== Provided records ==
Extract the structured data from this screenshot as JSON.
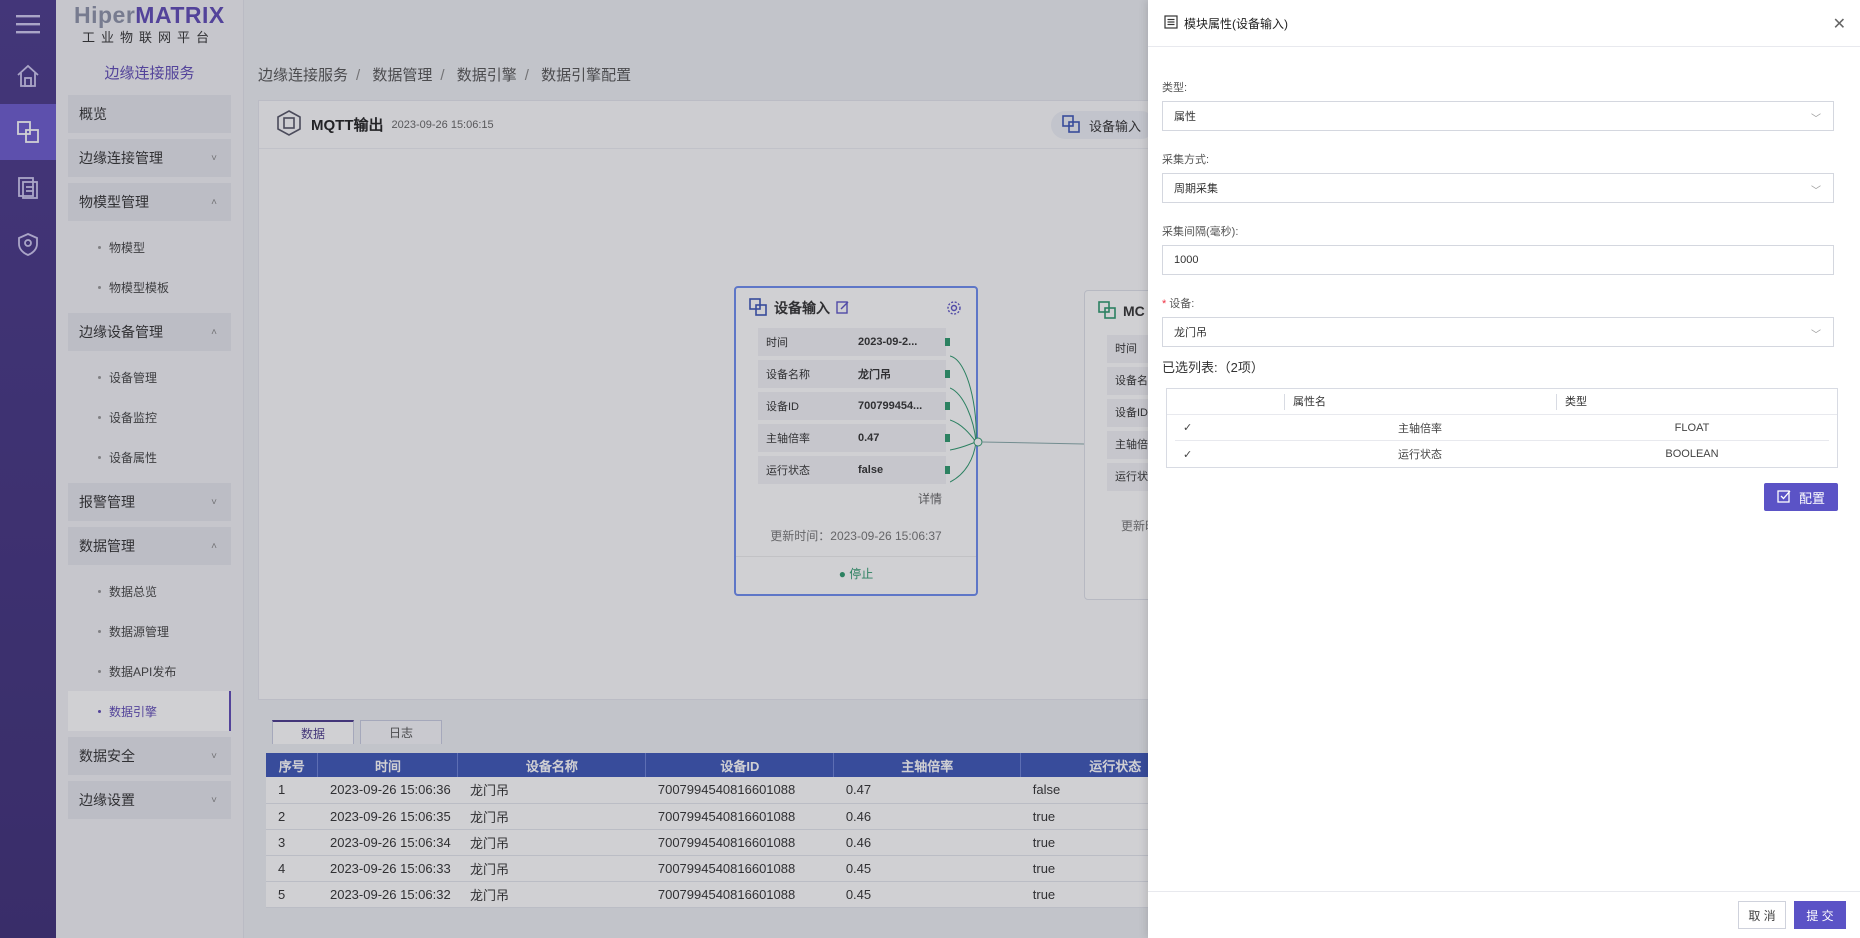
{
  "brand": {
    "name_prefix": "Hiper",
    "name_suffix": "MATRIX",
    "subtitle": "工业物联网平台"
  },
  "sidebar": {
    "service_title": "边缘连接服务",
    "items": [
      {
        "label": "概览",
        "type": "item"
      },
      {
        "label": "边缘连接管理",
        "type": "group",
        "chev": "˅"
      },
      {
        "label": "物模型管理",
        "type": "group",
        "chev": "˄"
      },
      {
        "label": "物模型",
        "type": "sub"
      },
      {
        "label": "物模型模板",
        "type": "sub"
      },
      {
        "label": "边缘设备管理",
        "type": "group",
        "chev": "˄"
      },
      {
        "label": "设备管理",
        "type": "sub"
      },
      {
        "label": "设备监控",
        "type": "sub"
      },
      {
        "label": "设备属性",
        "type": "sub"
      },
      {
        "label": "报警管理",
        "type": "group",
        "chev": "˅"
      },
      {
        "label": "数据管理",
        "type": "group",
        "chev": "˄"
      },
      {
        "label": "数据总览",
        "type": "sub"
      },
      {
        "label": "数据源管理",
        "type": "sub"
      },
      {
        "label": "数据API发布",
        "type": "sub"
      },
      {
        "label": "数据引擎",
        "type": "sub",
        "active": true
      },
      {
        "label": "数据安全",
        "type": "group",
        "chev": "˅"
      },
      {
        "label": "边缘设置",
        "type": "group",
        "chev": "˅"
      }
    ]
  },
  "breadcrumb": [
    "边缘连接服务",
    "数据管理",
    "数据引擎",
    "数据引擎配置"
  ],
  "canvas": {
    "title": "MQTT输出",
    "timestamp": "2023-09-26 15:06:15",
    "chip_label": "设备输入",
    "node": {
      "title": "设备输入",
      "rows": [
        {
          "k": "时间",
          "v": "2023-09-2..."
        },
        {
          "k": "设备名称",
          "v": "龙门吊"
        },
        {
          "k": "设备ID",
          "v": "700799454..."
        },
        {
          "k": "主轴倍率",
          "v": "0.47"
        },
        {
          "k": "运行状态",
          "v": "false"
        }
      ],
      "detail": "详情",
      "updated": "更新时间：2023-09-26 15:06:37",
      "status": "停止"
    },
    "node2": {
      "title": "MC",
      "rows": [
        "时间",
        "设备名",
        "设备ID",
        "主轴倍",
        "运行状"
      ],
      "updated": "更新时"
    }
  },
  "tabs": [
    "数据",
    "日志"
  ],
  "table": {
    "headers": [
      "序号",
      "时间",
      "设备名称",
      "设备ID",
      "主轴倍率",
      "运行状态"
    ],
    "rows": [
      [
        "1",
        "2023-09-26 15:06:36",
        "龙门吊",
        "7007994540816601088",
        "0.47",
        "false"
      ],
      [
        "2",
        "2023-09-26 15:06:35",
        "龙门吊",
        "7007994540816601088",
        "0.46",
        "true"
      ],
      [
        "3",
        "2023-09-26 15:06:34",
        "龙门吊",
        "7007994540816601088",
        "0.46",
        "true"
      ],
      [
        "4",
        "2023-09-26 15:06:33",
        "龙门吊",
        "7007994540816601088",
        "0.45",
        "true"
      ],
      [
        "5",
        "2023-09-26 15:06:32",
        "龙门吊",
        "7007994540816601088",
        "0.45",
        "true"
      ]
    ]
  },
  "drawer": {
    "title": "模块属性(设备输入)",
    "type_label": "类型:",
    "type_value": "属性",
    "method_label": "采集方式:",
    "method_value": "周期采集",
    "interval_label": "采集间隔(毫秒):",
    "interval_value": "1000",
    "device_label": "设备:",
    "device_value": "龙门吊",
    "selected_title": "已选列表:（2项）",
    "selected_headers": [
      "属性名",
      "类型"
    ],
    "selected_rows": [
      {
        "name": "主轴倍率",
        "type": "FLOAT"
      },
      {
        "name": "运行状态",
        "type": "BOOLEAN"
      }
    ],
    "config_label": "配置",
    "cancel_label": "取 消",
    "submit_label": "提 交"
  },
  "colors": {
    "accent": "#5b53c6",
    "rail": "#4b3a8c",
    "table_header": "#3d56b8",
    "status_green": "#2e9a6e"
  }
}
===
== Provided records ==
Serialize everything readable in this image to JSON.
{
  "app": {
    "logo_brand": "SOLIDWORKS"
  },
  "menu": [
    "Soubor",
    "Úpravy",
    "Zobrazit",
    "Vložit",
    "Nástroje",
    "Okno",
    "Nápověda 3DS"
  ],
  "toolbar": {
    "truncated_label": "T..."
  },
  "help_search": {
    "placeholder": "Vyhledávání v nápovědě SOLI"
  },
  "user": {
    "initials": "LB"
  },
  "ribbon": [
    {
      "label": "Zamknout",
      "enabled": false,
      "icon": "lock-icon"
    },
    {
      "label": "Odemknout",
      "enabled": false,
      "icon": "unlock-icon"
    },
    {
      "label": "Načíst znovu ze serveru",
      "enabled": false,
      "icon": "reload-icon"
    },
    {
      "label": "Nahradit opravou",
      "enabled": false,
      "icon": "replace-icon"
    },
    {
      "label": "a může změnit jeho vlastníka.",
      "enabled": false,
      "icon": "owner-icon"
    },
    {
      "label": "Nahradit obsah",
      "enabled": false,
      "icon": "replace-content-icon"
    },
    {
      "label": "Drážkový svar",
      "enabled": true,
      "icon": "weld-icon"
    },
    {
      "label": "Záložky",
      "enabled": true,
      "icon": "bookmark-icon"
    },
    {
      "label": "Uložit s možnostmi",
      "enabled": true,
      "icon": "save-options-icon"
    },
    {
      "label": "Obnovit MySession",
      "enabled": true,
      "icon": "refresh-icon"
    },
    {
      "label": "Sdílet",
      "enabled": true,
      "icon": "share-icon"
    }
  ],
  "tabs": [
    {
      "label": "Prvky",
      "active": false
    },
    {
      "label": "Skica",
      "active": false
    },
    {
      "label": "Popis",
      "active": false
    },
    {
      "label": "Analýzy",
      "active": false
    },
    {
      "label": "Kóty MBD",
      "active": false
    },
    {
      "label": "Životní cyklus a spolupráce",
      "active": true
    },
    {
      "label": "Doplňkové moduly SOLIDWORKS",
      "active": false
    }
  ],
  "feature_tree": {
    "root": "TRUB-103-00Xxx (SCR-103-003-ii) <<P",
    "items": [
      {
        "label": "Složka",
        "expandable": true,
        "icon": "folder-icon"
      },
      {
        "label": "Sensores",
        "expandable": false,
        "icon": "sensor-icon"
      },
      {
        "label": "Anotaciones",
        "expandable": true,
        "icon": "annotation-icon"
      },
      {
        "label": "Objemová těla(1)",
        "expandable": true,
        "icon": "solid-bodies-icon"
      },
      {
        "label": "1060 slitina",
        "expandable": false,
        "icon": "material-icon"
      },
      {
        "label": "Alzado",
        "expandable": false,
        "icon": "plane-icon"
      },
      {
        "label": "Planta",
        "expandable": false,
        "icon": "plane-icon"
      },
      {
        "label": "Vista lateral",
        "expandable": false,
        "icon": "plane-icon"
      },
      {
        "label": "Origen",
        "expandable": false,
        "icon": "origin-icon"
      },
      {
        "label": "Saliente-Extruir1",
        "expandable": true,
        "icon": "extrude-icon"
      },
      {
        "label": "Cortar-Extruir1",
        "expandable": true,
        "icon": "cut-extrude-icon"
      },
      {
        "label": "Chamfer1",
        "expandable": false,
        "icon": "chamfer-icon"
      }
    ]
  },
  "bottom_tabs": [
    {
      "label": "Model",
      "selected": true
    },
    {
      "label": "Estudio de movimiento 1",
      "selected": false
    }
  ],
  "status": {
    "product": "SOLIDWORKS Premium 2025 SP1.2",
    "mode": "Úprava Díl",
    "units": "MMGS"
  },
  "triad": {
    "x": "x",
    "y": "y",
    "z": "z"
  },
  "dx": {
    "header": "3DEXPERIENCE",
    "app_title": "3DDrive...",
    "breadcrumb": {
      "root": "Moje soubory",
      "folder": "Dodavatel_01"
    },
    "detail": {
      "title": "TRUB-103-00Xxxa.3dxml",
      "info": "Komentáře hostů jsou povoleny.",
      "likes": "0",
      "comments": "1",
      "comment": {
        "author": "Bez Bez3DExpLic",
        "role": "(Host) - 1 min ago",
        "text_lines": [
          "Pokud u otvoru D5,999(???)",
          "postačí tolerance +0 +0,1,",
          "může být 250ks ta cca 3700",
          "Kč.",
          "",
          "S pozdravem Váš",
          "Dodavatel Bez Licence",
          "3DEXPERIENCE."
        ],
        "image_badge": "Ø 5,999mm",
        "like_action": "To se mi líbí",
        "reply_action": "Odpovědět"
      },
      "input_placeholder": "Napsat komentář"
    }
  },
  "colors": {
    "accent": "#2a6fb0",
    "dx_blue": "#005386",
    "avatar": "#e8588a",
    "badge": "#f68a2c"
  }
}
===
== Provided records ==
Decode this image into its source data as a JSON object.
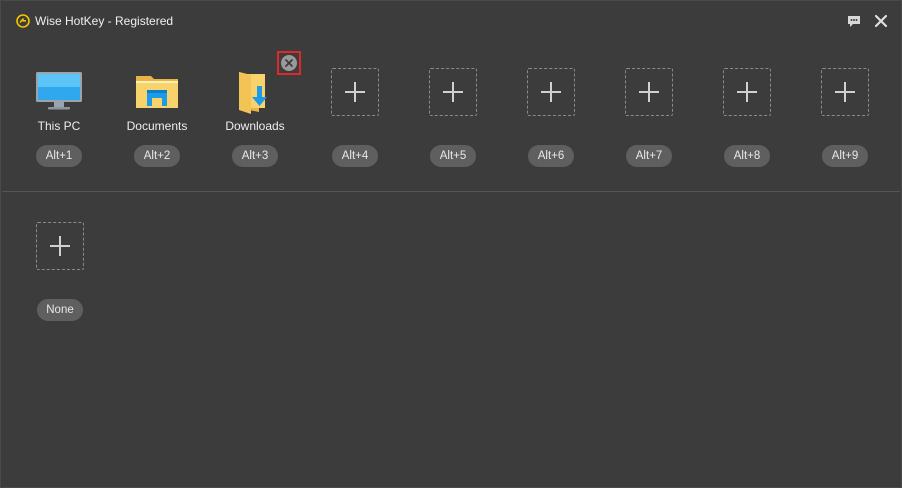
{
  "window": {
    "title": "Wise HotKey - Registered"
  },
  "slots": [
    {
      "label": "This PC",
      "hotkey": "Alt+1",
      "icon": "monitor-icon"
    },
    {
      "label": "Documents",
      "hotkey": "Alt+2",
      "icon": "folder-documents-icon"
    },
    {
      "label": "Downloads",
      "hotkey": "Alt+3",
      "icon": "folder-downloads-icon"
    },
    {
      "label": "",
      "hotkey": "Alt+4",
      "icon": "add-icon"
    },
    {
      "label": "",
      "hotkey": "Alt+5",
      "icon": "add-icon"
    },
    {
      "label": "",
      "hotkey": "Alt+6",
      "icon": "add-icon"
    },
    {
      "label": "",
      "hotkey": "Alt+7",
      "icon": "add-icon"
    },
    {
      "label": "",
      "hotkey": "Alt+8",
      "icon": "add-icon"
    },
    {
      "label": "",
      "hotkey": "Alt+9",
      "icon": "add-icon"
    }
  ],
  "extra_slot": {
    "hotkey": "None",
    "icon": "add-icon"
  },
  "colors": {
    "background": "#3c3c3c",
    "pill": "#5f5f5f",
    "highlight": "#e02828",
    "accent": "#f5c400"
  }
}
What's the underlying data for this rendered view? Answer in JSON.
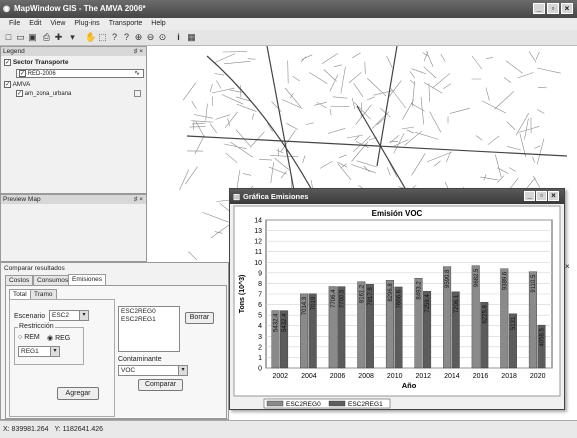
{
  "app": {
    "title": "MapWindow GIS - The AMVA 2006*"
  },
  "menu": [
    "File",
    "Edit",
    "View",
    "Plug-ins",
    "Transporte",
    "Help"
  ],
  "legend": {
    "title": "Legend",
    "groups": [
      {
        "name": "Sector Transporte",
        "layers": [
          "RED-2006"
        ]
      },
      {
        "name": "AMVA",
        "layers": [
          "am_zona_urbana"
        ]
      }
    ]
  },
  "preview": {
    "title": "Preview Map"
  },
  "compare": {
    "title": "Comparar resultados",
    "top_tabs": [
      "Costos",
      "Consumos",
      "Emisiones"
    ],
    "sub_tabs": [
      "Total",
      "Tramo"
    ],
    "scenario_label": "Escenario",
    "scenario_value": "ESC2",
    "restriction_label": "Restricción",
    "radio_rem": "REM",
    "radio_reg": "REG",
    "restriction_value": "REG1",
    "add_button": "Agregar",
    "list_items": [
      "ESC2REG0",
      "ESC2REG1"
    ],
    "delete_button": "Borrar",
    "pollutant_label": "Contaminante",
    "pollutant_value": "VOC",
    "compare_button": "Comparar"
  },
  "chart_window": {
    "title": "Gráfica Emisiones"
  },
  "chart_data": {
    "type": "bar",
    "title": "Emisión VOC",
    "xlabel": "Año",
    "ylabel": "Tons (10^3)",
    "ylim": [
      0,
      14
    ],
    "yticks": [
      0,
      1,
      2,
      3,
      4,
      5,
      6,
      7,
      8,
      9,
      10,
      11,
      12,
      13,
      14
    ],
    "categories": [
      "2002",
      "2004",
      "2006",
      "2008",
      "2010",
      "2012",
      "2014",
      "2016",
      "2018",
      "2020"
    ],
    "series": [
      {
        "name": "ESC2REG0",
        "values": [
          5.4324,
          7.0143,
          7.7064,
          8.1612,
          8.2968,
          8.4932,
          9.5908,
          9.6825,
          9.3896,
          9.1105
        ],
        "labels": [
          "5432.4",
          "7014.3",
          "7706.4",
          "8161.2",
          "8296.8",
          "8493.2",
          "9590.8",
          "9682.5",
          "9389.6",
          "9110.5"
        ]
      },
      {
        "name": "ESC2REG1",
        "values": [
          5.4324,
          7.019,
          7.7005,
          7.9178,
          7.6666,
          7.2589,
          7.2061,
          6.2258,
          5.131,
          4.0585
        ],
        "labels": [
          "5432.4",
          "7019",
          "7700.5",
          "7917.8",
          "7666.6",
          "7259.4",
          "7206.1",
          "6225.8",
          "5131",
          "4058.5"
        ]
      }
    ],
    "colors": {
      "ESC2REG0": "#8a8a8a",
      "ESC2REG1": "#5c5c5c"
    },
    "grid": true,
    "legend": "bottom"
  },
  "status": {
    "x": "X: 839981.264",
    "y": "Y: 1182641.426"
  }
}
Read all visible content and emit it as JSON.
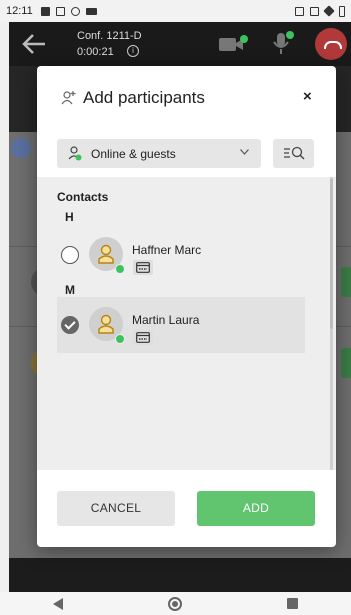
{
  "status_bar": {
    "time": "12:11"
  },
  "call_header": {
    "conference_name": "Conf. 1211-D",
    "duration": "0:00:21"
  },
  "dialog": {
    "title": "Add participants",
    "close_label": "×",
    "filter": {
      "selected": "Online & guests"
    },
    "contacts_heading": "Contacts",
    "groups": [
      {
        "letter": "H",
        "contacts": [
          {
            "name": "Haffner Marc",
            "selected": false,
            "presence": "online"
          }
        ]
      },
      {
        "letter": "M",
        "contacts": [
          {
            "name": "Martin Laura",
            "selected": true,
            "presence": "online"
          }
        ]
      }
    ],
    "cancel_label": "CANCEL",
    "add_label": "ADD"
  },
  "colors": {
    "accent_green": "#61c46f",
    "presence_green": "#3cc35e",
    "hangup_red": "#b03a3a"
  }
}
===
Task prompt: Copy each line of the listing in which the word "JSON" can be found.

Answer below:
Extract the structured data from this screenshot as JSON.
Serialize everything readable in this image to JSON.
Decode this image into its source data as a JSON object.
What's the underlying data for this rendered view? Answer in JSON.
Read all visible content and emit it as JSON.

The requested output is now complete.